** START OF TASK INPUTS **

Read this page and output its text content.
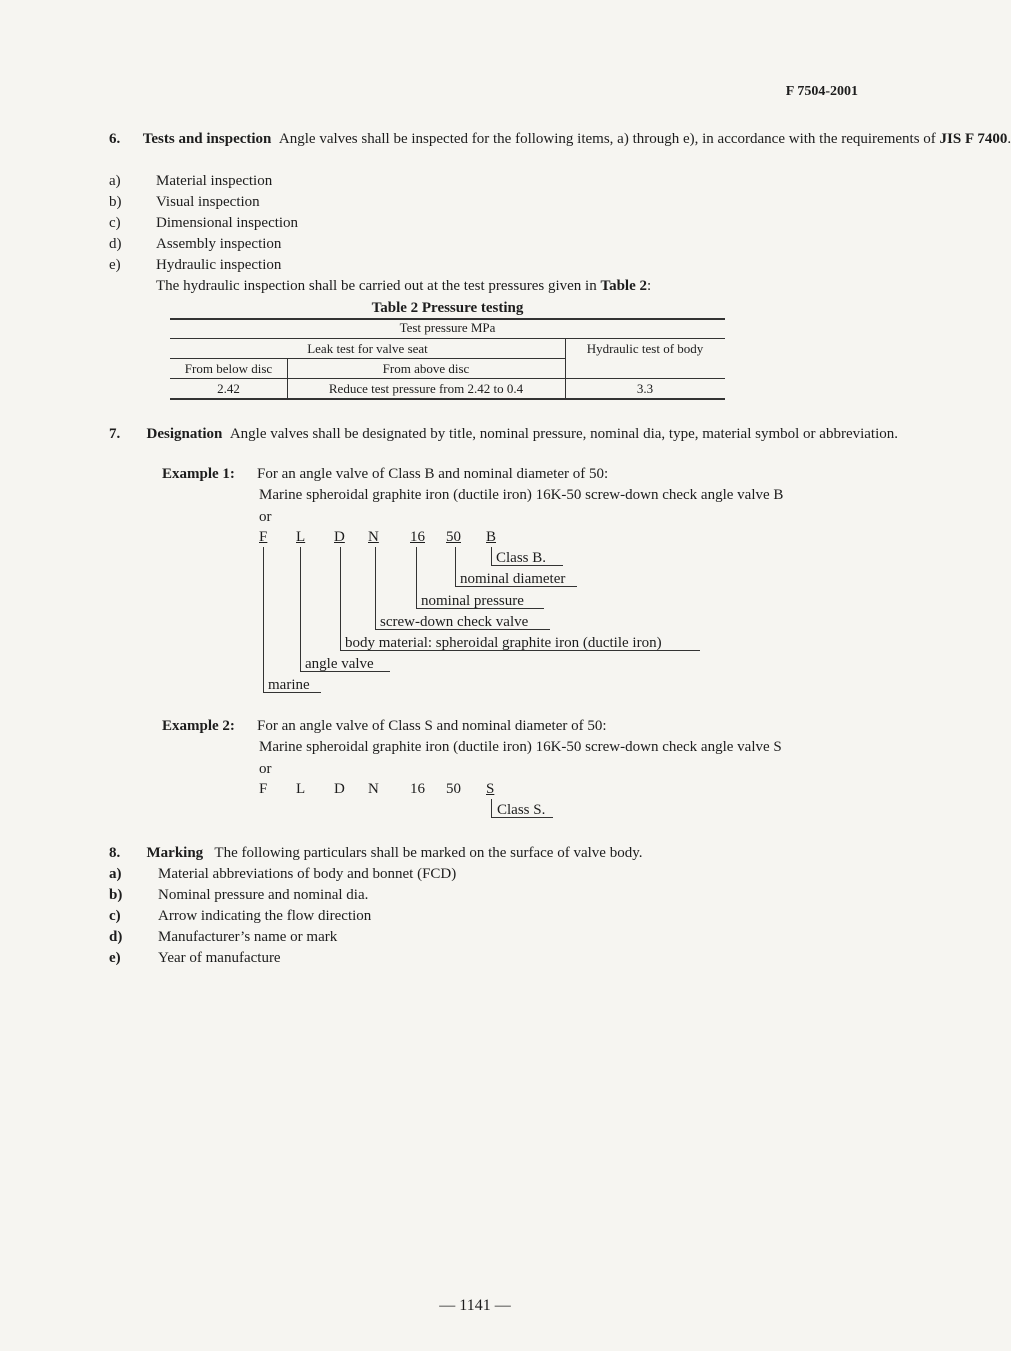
F 7504-2001
6. Tests and inspection Angle valves shall be inspected for the following items, a) through e), in accordance with the requirements of JIS F 7400.
a) Material inspection
b) Visual inspection
c) Dimensional inspection
d) Assembly inspection
e) Hydraulic inspection
The hydraulic inspection shall be carried out at the test pressures given in Table 2:
Table 2 Pressure testing
Test pressure MPa
Leak test for valve seat	Hydraulic test of body
From below disc	From above disc
2.42	Reduce test pressure from 2.42 to 0.4	3.3
7. Designation Angle valves shall be designated by title, nominal pressure, nominal dia, type, material symbol or abbreviation.
Example 1: For an angle valve of Class B and nominal diameter of 50:
Marine spheroidal graphite iron (ductile iron) 16K-50 screw-down check angle valve B
or
F L D N 16 50 B
Class B.
nominal diameter
nominal pressure
screw-down check valve
body material: spheroidal graphite iron (ductile iron)
angle valve
marine
Example 2: For an angle valve of Class S and nominal diameter of 50:
Marine spheroidal graphite iron (ductile iron) 16K-50 screw-down check angle valve S
or
F L D N 16 50 S
Class S.
8. Marking The following particulars shall be marked on the surface of valve body.
a) Material abbreviations of body and bonnet (FCD)
b) Nominal pressure and nominal dia.
c) Arrow indicating the flow direction
d) Manufacturer’s name or mark
e) Year of manufacture
— 1141 —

** END OF TASK INPUTS **

*EXERCISE AIM:* What is the number of lines above that contain the string "ductile"? Answer with the number alone.

*ANSWER:* 3